### Data excerpts ###

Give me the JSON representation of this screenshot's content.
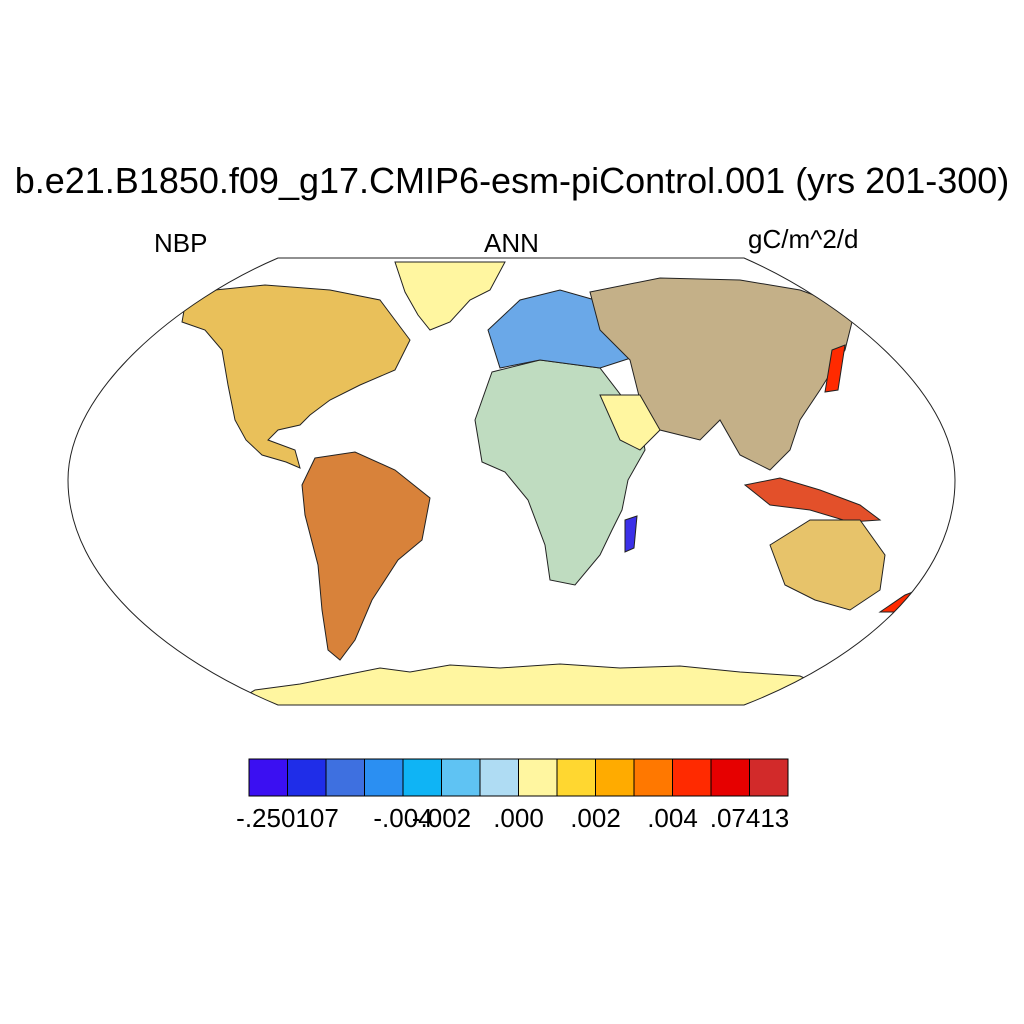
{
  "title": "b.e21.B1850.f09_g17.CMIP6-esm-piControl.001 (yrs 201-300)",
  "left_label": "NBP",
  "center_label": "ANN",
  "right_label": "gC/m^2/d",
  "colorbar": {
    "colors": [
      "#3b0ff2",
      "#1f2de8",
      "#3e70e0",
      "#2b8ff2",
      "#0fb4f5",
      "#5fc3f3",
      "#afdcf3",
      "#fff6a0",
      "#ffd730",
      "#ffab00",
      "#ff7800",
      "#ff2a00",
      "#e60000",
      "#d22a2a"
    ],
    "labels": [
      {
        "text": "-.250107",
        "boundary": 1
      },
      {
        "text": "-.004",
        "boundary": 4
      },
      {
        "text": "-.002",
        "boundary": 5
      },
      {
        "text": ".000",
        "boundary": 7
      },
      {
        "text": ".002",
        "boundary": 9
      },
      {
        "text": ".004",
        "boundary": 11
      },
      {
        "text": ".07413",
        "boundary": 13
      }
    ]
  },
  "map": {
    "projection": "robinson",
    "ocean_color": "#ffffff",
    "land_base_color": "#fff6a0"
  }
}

###
### Data excerpts ###

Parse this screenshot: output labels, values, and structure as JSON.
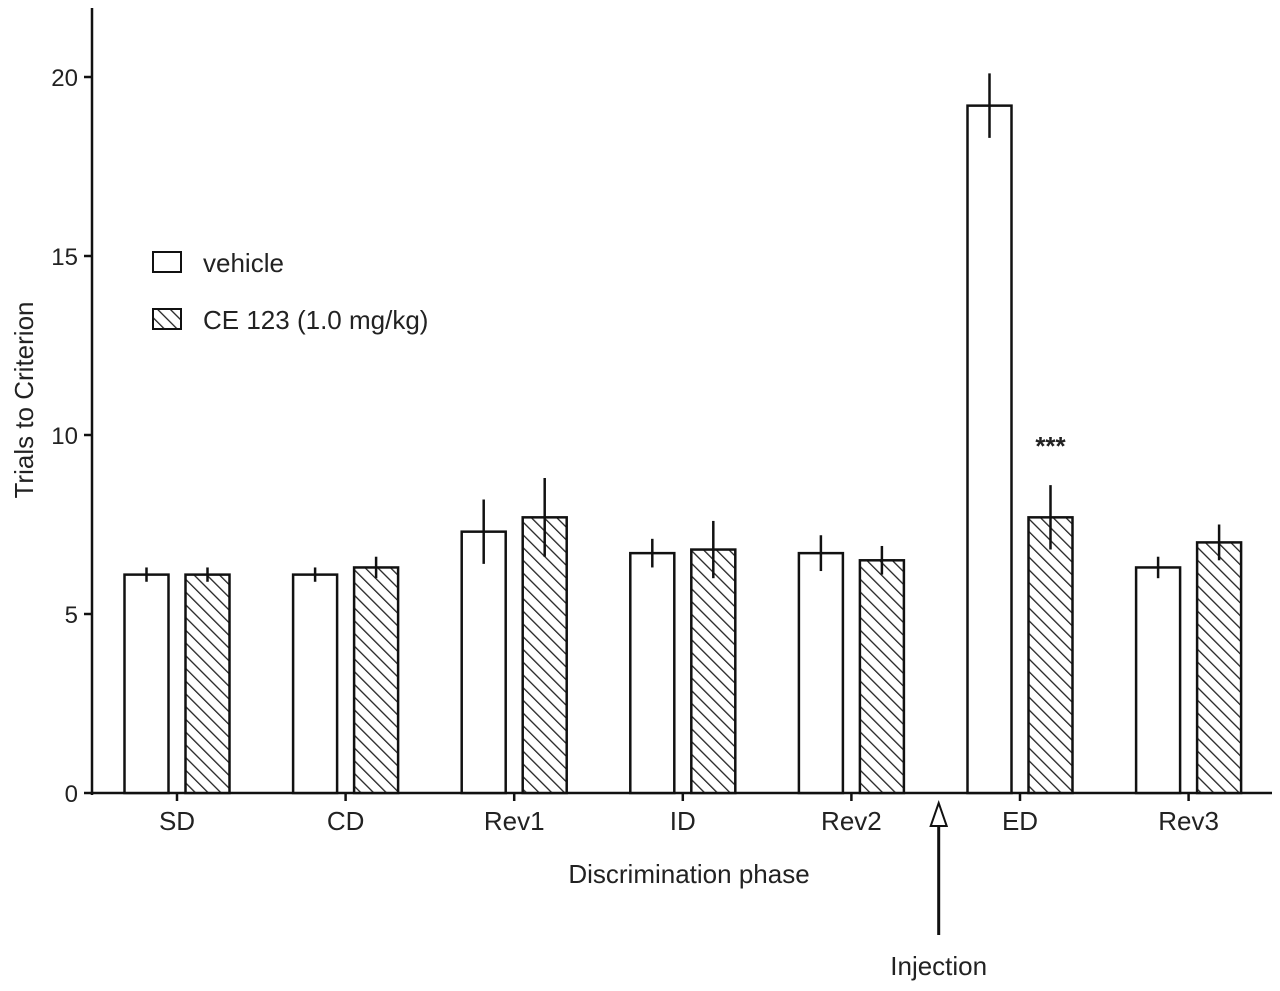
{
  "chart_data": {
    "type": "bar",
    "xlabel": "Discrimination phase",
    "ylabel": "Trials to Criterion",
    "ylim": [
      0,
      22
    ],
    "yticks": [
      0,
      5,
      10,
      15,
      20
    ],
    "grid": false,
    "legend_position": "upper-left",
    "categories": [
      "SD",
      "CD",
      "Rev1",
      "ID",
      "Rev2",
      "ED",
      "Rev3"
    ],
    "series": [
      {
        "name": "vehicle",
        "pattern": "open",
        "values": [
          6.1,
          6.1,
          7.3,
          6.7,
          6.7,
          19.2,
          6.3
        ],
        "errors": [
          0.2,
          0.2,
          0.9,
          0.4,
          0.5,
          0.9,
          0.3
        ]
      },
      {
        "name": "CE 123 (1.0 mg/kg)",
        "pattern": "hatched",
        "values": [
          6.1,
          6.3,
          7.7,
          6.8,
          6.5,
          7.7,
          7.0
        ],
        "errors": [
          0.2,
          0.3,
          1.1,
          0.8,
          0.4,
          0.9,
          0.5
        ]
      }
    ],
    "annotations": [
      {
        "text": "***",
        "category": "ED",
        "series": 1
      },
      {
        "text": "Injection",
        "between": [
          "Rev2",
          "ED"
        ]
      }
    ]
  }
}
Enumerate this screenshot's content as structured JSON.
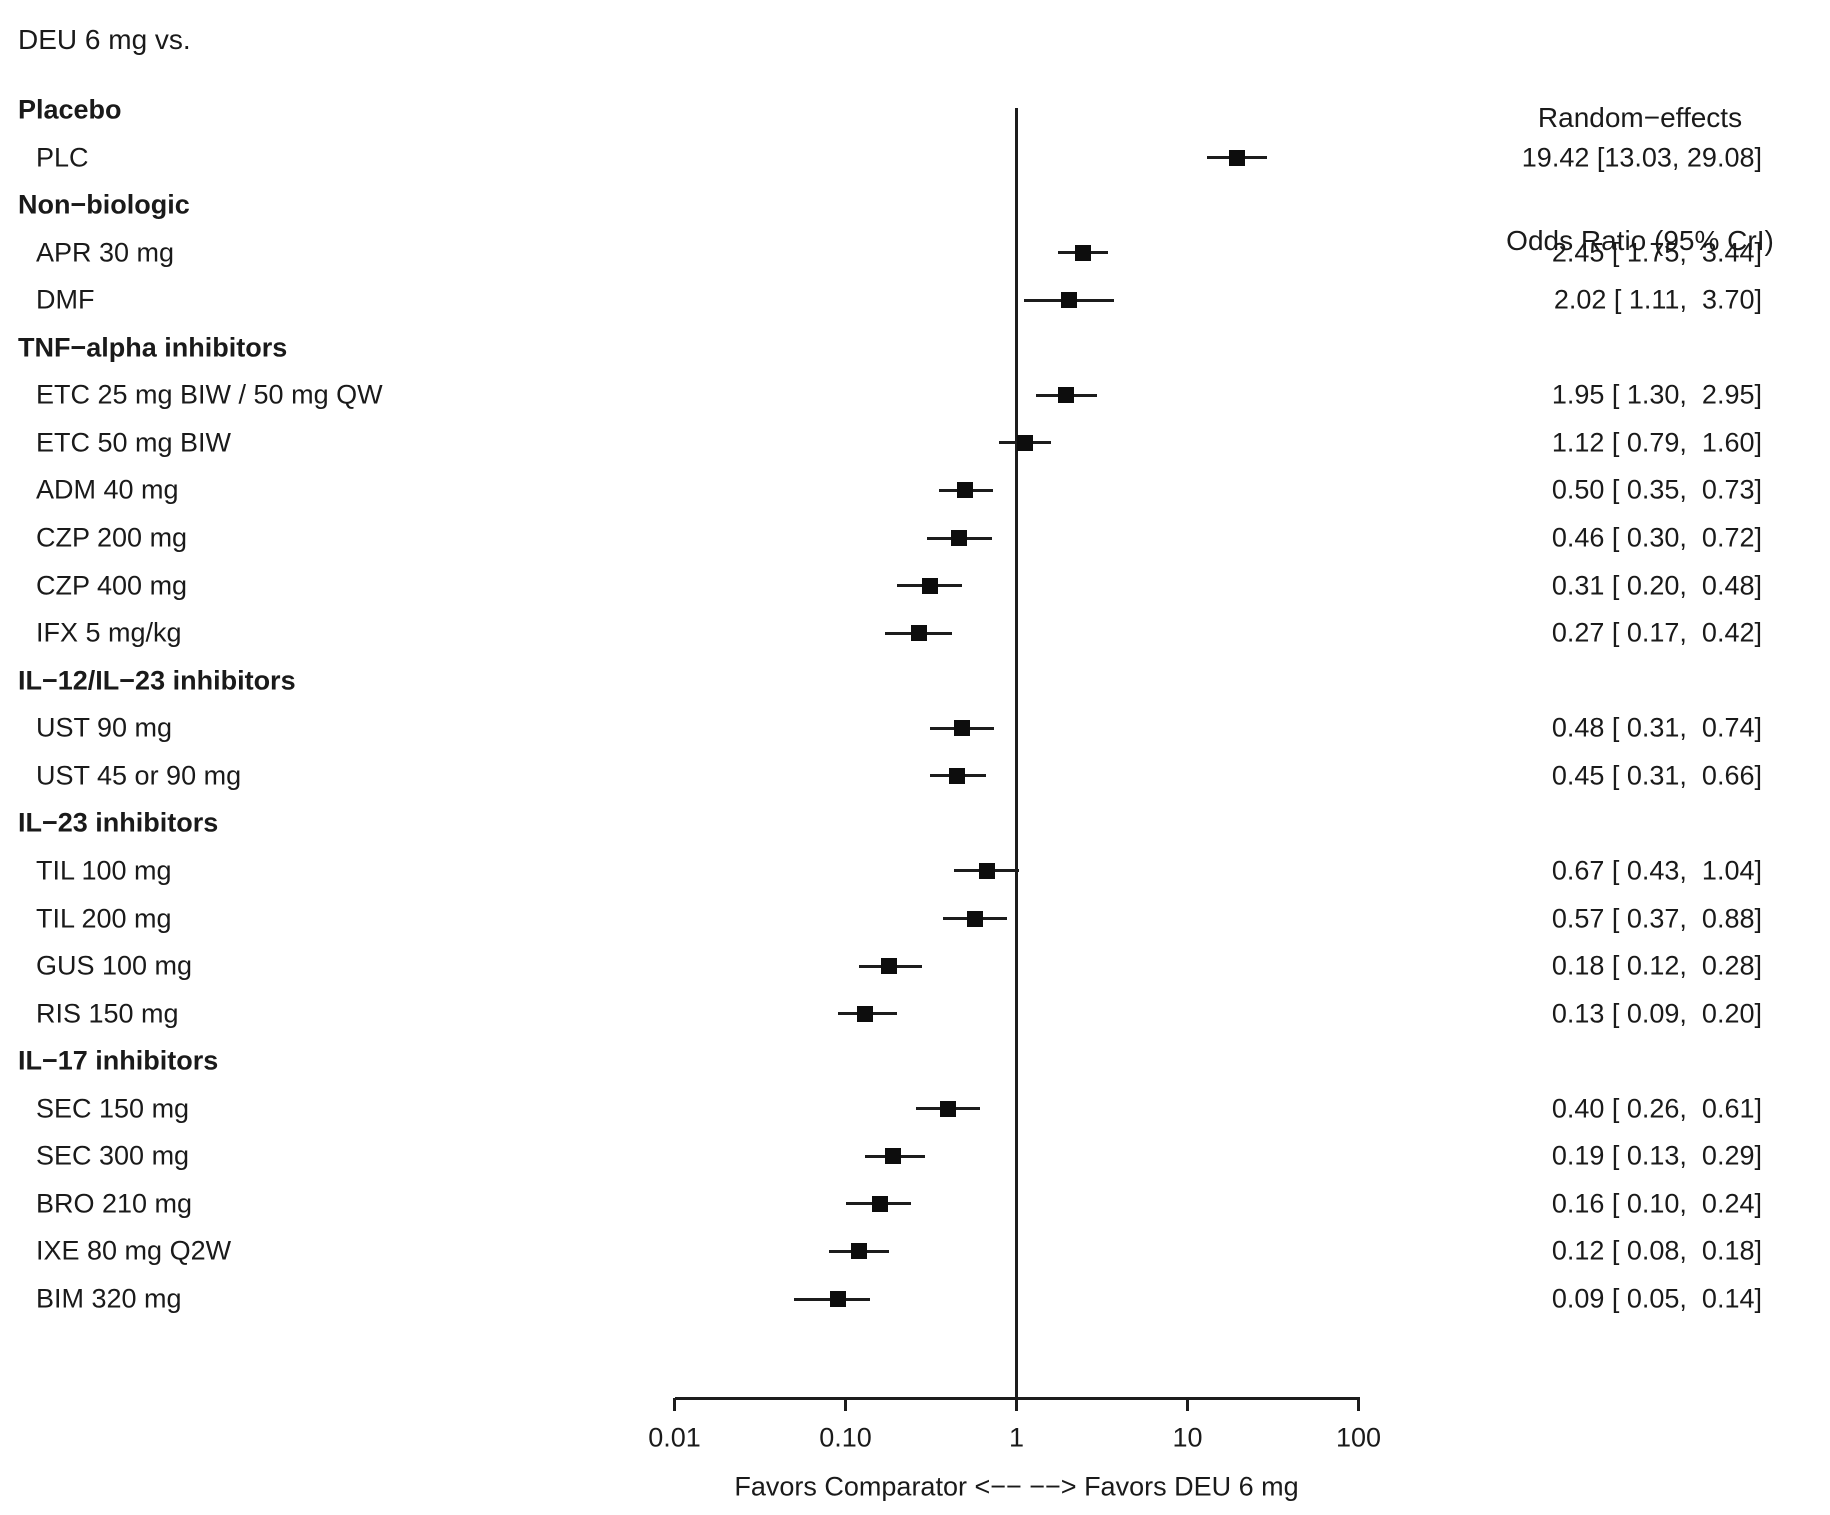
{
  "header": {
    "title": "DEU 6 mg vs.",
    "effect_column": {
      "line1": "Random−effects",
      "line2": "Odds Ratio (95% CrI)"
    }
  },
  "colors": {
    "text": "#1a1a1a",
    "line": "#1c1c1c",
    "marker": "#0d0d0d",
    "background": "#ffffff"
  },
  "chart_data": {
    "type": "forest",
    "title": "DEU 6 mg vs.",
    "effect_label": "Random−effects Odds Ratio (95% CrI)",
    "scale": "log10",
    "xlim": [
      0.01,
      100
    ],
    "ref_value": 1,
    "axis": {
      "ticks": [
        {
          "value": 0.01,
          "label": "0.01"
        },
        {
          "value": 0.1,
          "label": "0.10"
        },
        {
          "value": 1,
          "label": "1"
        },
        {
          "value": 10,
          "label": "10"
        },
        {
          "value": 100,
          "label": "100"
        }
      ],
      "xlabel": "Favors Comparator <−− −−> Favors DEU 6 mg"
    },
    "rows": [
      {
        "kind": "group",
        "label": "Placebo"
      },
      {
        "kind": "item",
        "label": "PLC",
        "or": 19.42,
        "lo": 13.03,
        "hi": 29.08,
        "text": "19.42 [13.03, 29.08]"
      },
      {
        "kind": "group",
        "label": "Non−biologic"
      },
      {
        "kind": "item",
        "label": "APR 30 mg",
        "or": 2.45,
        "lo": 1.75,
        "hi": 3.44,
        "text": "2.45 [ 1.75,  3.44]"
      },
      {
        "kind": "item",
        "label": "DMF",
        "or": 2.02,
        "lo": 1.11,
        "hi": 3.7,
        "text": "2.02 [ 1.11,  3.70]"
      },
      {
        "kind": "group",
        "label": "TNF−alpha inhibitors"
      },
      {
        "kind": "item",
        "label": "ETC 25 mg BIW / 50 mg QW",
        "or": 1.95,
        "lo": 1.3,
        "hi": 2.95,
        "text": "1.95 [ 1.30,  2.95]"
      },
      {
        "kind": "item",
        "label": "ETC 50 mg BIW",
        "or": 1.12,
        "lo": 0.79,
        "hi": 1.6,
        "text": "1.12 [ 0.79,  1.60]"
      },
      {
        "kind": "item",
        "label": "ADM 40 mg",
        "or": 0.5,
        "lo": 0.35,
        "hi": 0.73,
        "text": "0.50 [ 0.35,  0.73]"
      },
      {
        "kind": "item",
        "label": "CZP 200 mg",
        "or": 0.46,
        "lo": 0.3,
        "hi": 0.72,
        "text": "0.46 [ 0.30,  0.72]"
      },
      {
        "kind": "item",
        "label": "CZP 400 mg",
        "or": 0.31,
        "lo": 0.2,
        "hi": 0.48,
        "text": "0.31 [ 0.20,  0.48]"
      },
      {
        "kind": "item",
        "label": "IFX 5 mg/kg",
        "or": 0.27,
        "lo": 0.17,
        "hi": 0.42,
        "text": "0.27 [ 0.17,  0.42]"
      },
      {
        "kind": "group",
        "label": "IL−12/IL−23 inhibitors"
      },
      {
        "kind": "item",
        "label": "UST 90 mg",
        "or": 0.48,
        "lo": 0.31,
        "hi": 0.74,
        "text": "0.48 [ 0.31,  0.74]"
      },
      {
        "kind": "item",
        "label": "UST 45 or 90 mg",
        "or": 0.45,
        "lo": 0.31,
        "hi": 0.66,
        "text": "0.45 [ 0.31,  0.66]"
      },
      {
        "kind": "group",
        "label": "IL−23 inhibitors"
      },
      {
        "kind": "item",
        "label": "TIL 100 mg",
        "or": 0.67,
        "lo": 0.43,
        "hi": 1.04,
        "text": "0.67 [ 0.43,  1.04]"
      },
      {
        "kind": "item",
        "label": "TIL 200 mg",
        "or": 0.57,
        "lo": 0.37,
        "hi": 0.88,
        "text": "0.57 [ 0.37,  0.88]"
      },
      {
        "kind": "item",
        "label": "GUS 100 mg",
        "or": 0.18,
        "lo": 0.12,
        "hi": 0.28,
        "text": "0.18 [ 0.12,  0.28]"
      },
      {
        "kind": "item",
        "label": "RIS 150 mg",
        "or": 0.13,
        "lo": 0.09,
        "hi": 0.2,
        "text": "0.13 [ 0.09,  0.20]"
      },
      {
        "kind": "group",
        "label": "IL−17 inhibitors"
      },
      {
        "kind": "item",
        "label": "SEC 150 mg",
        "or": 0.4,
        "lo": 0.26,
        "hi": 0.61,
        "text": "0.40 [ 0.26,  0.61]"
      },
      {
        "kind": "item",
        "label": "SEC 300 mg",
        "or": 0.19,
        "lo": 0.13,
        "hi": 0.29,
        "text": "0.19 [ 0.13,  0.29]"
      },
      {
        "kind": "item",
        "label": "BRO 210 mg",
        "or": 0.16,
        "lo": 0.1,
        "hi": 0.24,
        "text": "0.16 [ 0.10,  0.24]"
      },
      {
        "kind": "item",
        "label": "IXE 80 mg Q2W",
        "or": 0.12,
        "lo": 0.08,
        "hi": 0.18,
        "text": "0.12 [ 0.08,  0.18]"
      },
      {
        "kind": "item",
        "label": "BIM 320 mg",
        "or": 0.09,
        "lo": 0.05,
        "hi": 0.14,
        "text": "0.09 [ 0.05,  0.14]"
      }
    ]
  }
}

###

__Instructions to follow__
Pull out every line in the material above where "labels" occurs.

__Exercise solution__
    "labels": [
Parse this screenshot: output labels, values, and structure as JSON.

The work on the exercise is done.